■ EXERCISE DETAILS: Leave out the pictures; transcribe all else exactly.

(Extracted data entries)

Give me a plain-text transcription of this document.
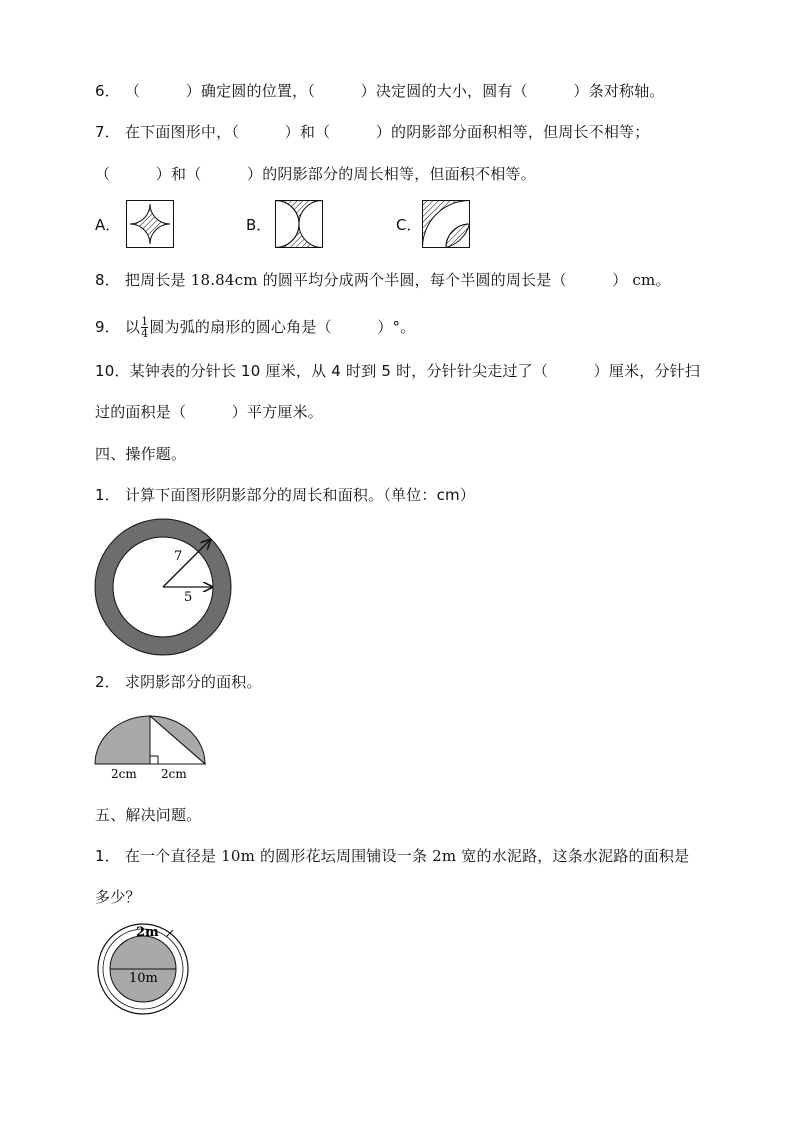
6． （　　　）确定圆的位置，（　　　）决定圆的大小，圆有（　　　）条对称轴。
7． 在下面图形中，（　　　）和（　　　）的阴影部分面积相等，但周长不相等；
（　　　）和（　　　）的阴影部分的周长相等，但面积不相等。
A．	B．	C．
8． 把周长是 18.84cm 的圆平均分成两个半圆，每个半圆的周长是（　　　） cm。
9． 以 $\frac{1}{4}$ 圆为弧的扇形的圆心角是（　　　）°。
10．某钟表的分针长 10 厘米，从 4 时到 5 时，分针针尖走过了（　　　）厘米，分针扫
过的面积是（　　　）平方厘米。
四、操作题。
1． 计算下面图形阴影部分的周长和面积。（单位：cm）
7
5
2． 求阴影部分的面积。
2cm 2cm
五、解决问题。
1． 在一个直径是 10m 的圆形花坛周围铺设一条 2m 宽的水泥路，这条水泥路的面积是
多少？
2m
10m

■ OUTPUT BELOW:
Give me a plain-text transcription of this document.
6． （　　　）确定圆的位置，（　　　）决定圆的大小，圆有（　　　）条对称轴。
7． 在下面图形中，（　　　）和（　　　）的阴影部分面积相等，但周长不相等；
（　　　）和（　　　）的阴影部分的周长相等，但面积不相等。
A．	B．	C．
8． 把周长是 18.84cm 的圆平均分成两个半圆，每个半圆的周长是（　　　） cm。
9． 以 $\frac{1}{4}$ 圆为弧的扇形的圆心角是（　　　）°。
10．某钟表的分针长 10 厘米，从 4 时到 5 时，分针针尖走过了（　　　）厘米，分针扫
过的面积是（　　　）平方厘米。
四、操作题。
1． 计算下面图形阴影部分的周长和面积。（单位：cm）
7
5
2． 求阴影部分的面积。
2cm 2cm
五、解决问题。
1． 在一个直径是 10m 的圆形花坛周围铺设一条 2m 宽的水泥路，这条水泥路的面积是
多少？
2m
10m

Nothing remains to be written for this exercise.